### GIVEN TASK
Copy all lines below containing "cloud".

◇ ◇ ◇ ◇ ◇ ◇ ◇

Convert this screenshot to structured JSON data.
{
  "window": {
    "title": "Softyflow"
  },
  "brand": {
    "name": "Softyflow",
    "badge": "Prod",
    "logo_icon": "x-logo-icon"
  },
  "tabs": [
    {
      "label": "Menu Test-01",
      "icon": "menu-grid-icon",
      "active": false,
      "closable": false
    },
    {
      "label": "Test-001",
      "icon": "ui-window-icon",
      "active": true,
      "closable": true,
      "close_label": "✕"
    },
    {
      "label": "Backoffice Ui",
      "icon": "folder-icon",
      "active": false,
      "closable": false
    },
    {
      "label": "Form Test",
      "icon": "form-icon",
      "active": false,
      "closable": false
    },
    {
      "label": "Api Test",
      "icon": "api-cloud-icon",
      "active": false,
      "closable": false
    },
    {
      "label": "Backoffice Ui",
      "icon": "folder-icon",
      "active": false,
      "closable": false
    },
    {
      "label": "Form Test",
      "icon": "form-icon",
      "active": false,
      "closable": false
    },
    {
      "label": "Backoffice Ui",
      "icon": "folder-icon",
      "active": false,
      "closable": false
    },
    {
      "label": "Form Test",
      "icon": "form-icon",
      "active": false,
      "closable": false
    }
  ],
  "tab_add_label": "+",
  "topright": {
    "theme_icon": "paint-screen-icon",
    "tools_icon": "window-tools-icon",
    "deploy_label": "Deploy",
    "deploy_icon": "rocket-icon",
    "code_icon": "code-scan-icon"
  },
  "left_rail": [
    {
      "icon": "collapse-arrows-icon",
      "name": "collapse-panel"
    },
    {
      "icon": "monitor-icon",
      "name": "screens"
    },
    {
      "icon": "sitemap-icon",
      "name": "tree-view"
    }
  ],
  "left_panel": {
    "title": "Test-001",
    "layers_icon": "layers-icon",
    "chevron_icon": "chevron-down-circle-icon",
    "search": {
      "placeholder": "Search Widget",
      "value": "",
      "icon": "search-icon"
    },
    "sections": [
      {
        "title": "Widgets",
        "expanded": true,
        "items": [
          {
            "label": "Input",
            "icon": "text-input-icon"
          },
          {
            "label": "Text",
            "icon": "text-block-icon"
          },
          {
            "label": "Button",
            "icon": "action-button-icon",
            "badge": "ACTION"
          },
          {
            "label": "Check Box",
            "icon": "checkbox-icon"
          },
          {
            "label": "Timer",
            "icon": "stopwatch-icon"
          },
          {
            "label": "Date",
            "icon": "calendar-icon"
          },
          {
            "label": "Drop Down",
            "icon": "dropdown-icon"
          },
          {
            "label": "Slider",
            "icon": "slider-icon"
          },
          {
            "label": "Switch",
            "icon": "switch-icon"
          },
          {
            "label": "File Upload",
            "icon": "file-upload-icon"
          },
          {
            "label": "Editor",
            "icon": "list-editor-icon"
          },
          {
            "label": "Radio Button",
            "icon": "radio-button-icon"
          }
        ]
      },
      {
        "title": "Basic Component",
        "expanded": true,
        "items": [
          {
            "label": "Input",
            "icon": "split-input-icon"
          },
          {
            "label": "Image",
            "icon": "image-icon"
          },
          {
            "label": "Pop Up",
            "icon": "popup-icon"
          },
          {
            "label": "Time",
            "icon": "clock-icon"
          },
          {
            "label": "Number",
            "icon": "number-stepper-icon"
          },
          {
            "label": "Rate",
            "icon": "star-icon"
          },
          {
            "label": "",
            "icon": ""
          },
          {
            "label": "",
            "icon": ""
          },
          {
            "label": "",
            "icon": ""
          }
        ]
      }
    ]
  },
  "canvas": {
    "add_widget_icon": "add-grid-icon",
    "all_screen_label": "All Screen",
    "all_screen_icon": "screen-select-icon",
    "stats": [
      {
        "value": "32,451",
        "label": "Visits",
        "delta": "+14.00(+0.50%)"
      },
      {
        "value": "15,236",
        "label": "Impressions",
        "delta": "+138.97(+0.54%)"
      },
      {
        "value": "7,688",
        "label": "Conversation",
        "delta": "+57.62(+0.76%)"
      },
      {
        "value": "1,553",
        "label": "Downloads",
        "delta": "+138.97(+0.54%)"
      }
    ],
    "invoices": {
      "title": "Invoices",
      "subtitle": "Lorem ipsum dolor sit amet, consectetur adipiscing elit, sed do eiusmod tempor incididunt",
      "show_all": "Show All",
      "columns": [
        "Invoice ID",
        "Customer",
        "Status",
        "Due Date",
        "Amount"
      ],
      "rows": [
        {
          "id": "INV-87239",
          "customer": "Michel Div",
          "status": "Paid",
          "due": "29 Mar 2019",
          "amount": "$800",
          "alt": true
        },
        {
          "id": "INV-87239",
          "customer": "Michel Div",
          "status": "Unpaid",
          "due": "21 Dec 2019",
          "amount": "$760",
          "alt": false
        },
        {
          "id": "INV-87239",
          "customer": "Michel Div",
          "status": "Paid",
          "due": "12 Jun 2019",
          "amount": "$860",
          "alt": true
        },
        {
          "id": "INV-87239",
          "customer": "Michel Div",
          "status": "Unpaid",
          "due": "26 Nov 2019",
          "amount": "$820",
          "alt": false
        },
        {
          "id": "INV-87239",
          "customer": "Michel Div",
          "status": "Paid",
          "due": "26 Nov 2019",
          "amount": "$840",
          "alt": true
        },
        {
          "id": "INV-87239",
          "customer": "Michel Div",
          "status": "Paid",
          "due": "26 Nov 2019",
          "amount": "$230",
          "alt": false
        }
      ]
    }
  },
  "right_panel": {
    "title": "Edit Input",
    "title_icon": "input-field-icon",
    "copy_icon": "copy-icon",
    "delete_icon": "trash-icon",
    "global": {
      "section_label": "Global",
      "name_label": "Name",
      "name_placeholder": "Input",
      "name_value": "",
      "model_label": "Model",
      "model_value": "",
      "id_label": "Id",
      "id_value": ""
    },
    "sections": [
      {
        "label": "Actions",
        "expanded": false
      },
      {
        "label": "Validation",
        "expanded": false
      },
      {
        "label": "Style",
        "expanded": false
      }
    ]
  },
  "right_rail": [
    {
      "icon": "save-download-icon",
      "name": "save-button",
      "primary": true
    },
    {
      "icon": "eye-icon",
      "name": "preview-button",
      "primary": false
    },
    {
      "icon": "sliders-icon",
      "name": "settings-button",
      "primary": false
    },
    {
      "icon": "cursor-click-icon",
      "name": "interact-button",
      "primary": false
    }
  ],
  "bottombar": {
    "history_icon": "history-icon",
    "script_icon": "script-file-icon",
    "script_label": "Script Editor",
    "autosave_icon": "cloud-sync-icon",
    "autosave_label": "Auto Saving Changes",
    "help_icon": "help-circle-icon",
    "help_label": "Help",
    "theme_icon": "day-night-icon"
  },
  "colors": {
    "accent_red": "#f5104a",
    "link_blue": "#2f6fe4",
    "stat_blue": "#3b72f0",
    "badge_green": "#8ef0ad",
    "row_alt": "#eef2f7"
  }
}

◇ ◇ ◇ ◇ ◇ ◇ ◇

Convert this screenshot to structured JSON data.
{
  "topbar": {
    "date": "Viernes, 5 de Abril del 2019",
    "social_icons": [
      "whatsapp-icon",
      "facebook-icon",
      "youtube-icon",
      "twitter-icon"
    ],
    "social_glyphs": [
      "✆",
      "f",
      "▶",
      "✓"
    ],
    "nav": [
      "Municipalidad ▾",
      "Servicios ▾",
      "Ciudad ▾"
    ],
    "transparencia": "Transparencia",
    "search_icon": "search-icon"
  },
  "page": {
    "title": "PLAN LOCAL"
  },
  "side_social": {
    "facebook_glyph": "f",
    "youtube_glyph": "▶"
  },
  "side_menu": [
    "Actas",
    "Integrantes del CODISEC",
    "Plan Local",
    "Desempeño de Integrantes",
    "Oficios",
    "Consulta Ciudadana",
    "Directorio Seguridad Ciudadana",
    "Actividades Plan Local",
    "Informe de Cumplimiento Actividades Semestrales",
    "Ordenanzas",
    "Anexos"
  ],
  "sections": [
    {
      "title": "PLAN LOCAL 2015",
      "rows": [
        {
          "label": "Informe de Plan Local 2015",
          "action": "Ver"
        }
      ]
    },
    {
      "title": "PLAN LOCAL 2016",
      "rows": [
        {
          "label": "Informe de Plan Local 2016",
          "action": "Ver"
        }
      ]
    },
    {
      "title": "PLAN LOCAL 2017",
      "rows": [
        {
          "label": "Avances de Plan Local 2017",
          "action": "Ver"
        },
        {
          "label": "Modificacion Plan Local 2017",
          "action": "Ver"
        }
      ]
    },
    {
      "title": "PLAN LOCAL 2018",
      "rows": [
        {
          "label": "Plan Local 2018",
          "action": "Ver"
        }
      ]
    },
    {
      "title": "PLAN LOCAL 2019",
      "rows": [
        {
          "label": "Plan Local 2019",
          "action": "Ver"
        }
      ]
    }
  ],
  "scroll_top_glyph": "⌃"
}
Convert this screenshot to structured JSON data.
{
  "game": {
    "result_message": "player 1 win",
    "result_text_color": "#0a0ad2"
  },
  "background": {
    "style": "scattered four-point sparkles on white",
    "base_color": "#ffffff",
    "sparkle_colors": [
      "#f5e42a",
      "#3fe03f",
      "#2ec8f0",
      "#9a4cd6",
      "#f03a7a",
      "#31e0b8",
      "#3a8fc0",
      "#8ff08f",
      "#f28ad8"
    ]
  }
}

◇ ◇ ◇ ◇ ◇ ◇ ◇

### PROBLEM SOLUTION
      "icon": "api-cloud-icon",
    "autosave_icon": "cloud-sync-icon",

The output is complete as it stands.